REQUIREMENT → Output every record below exactly as it appears.

--- begin ---

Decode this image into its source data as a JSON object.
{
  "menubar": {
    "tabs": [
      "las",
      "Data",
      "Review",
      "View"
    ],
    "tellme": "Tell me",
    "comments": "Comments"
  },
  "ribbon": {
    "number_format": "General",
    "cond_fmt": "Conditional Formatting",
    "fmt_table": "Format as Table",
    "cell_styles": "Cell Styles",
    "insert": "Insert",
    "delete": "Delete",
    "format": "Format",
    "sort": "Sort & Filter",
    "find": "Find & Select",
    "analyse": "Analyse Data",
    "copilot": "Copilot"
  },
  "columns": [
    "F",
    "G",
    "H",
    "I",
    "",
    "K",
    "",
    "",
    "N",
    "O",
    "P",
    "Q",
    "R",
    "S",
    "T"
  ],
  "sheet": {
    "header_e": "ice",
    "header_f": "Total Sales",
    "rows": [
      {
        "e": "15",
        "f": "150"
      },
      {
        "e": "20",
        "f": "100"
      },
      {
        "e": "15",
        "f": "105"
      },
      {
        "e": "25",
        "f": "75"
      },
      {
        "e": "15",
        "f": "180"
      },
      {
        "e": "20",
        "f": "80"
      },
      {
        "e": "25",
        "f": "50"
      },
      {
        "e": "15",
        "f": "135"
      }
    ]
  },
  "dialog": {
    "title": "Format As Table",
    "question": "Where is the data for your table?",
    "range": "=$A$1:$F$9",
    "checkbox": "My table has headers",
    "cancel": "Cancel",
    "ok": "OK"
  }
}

--- end ---

EXERCISE RESPONSE →
Decode this image into its source data as a JSON object.
{
  "menubar": {
    "tabs": [
      "las",
      "Data",
      "Review",
      "View"
    ],
    "tellme": "Tell me",
    "comments": "Comments"
  },
  "ribbon": {
    "number_format": "General",
    "cond_fmt": "Conditional Formatting",
    "fmt_table": "Format as Table",
    "cell_styles": "Cell Styles",
    "insert": "Insert",
    "delete": "Delete",
    "format": "Format",
    "sort": "Sort & Filter",
    "find": "Find & Select",
    "analyse": "Analyse Data",
    "copilot": "Copilot"
  },
  "columns": [
    "F",
    "G",
    "H",
    "I",
    "",
    "K",
    "",
    "",
    "N",
    "O",
    "P",
    "Q",
    "R",
    "S",
    "T"
  ],
  "sheet": {
    "header_e": "ice",
    "header_f": "Total Sales",
    "rows": [
      {
        "e": "15",
        "f": "150"
      },
      {
        "e": "20",
        "f": "100"
      },
      {
        "e": "15",
        "f": "105"
      },
      {
        "e": "25",
        "f": "75"
      },
      {
        "e": "15",
        "f": "180"
      },
      {
        "e": "20",
        "f": "80"
      },
      {
        "e": "25",
        "f": "50"
      },
      {
        "e": "15",
        "f": "135"
      }
    ]
  },
  "dialog": {
    "title": "Format As Table",
    "question": "Where is the data for your table?",
    "range": "=$A$1:$F$9",
    "checkbox": "My table has headers",
    "cancel": "Cancel",
    "ok": "OK"
  }
}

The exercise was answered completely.